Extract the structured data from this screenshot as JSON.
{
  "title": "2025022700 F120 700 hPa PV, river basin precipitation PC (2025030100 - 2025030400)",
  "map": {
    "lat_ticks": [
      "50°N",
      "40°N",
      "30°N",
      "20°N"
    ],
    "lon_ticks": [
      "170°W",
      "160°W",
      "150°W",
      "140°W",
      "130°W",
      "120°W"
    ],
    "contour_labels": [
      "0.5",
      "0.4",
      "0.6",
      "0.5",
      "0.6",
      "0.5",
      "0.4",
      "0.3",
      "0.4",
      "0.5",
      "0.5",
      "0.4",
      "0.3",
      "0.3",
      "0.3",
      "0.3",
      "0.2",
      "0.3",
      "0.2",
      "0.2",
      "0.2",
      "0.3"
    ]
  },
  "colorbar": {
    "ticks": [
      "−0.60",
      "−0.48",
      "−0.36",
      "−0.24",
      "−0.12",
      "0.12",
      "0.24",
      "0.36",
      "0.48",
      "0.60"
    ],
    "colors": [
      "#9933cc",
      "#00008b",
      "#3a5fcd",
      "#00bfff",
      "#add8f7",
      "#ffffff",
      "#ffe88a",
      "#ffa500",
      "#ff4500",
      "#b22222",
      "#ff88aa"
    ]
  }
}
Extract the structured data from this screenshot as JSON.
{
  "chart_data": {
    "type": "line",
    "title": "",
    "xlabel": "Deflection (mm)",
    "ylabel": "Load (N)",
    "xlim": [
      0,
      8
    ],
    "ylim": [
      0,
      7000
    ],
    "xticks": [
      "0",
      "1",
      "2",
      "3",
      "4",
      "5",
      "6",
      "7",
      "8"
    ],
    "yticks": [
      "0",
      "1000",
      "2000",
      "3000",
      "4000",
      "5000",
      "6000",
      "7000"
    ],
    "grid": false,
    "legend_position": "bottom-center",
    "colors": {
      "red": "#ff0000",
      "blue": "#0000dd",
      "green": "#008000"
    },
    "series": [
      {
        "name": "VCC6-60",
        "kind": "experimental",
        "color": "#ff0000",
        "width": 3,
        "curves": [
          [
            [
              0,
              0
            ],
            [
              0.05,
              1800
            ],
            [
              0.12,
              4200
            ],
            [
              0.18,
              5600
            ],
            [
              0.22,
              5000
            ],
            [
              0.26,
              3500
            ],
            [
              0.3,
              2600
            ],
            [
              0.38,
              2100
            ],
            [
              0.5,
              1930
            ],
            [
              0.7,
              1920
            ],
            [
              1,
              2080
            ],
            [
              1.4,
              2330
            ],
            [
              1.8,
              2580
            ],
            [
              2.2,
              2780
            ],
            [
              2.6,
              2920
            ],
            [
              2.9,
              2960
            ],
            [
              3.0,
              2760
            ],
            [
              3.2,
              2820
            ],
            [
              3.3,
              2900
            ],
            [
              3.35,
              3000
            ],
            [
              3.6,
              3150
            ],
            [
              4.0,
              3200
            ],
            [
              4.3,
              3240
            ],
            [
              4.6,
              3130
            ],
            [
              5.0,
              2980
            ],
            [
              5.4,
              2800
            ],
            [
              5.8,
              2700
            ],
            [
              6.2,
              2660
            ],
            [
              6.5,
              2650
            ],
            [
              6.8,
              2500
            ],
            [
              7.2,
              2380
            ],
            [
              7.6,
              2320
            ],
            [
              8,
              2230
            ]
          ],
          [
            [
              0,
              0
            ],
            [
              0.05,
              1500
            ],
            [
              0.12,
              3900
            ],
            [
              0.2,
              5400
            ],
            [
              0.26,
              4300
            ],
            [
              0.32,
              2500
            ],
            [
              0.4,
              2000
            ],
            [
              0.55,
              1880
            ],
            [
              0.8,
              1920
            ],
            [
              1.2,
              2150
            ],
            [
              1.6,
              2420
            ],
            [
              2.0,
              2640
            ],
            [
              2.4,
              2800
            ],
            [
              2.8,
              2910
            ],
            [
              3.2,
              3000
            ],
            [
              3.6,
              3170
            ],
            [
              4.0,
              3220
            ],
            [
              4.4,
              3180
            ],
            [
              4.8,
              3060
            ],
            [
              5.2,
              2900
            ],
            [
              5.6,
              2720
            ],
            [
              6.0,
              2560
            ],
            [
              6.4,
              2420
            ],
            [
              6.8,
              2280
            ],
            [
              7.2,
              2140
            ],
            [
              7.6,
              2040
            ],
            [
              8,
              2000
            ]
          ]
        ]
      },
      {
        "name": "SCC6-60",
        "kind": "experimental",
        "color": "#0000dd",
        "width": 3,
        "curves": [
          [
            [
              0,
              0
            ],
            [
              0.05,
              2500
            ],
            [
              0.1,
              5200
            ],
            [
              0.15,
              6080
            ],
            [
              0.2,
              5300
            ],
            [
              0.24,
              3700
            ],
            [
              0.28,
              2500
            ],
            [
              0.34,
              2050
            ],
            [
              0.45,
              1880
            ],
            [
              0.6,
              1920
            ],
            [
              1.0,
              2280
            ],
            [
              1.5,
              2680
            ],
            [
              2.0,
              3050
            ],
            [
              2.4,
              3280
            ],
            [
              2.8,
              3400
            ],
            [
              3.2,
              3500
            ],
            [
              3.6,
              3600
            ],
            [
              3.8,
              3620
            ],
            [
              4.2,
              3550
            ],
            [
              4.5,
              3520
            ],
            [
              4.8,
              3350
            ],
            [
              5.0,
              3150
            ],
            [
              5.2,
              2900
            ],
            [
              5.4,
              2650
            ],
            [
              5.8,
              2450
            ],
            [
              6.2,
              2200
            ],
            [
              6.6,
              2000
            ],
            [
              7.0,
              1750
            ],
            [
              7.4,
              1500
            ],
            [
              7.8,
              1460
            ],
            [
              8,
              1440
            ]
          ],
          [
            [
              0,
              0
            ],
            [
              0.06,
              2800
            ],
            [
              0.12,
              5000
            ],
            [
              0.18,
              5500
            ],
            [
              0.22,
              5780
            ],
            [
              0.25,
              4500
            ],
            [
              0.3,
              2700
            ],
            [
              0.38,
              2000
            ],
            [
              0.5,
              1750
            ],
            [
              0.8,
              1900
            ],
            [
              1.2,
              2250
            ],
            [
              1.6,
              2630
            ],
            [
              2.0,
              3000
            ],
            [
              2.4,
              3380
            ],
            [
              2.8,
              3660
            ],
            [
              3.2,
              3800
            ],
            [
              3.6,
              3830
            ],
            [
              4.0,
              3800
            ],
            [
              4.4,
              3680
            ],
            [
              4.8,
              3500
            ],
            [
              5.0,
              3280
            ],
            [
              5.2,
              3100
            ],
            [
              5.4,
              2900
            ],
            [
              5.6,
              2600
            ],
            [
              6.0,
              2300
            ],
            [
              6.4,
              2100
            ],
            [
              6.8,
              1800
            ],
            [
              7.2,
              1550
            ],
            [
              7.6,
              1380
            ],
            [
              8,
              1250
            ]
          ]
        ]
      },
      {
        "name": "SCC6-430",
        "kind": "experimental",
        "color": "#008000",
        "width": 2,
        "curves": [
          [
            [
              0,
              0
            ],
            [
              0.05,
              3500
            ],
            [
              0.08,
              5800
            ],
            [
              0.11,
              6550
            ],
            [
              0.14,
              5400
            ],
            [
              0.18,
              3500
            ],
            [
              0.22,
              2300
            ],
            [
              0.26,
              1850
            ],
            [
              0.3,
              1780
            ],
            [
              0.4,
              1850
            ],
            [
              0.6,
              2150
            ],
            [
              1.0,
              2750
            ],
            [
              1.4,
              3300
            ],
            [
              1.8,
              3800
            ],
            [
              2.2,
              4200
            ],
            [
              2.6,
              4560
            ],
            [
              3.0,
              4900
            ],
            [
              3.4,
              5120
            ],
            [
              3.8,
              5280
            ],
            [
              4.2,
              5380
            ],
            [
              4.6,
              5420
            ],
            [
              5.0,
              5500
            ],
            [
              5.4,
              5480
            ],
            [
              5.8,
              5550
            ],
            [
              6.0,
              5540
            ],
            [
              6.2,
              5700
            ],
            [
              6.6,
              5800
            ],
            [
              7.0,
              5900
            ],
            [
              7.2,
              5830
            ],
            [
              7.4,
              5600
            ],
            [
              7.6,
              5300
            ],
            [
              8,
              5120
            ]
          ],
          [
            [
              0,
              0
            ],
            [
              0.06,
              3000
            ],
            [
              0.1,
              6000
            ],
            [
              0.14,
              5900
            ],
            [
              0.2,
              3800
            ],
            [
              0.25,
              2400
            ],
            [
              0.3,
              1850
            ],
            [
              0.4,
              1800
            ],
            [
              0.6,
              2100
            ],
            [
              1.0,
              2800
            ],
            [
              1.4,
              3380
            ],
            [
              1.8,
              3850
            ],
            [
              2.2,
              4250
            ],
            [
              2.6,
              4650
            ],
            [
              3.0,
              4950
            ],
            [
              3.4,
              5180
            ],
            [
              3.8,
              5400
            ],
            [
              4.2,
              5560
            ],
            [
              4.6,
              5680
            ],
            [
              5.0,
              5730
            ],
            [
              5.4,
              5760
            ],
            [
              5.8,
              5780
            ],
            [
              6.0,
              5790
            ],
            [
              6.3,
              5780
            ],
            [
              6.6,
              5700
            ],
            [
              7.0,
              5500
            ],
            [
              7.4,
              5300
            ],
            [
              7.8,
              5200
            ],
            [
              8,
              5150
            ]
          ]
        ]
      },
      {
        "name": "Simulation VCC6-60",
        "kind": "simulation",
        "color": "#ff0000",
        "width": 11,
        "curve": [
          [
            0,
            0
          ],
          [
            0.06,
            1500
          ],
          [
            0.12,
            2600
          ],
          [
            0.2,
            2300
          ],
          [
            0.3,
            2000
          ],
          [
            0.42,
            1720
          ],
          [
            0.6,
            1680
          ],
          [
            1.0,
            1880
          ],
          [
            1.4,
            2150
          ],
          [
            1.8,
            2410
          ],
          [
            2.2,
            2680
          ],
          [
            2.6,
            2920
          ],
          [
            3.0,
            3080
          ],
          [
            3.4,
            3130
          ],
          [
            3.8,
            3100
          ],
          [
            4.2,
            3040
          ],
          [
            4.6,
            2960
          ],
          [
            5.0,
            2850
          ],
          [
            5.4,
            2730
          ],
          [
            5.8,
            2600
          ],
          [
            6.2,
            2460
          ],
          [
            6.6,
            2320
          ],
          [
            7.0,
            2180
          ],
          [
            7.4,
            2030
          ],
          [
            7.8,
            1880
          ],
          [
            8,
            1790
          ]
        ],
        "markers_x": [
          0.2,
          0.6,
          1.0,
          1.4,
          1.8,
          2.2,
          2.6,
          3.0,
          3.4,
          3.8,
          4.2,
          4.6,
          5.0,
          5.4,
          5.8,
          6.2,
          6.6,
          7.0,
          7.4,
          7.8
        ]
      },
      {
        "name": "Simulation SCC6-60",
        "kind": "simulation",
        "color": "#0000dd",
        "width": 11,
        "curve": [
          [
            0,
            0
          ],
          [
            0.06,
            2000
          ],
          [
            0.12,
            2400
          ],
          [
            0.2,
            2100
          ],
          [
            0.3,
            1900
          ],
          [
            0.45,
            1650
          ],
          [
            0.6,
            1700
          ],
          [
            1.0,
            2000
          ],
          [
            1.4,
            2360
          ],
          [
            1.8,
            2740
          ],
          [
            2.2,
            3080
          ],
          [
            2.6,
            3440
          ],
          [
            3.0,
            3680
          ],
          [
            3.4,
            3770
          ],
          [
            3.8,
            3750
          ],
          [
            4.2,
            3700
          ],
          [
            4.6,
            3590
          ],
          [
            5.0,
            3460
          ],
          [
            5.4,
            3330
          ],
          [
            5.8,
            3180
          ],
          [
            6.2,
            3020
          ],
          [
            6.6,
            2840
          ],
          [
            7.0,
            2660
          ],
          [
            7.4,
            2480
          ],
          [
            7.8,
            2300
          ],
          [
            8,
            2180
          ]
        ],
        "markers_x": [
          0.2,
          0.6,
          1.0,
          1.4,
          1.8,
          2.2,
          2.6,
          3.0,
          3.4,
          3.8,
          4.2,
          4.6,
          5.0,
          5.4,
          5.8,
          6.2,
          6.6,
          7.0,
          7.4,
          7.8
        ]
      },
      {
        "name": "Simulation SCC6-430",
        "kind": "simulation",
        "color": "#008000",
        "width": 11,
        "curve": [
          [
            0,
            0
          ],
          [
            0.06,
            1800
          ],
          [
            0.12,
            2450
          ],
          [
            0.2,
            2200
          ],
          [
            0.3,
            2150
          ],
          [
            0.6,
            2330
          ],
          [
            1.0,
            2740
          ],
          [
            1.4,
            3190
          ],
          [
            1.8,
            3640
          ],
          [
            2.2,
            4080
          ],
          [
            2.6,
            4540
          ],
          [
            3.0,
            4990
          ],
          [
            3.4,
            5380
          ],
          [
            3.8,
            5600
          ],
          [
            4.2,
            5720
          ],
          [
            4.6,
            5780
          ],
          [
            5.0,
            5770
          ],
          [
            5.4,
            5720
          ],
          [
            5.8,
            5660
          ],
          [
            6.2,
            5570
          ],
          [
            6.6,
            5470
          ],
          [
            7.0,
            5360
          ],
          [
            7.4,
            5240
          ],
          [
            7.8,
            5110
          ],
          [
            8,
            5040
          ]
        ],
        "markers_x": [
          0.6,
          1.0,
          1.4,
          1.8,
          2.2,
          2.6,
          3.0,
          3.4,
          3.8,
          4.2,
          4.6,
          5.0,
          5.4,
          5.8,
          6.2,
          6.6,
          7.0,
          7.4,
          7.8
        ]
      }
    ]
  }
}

» GOAL: Scan the material above. Extract every line in which the word "title" occurs.

» FINISHED ANSWER:
  "title": "2025022700 F120 700 hPa PV, river basin precipitation PC (2025030100 - 2025030400)",
    "title": "",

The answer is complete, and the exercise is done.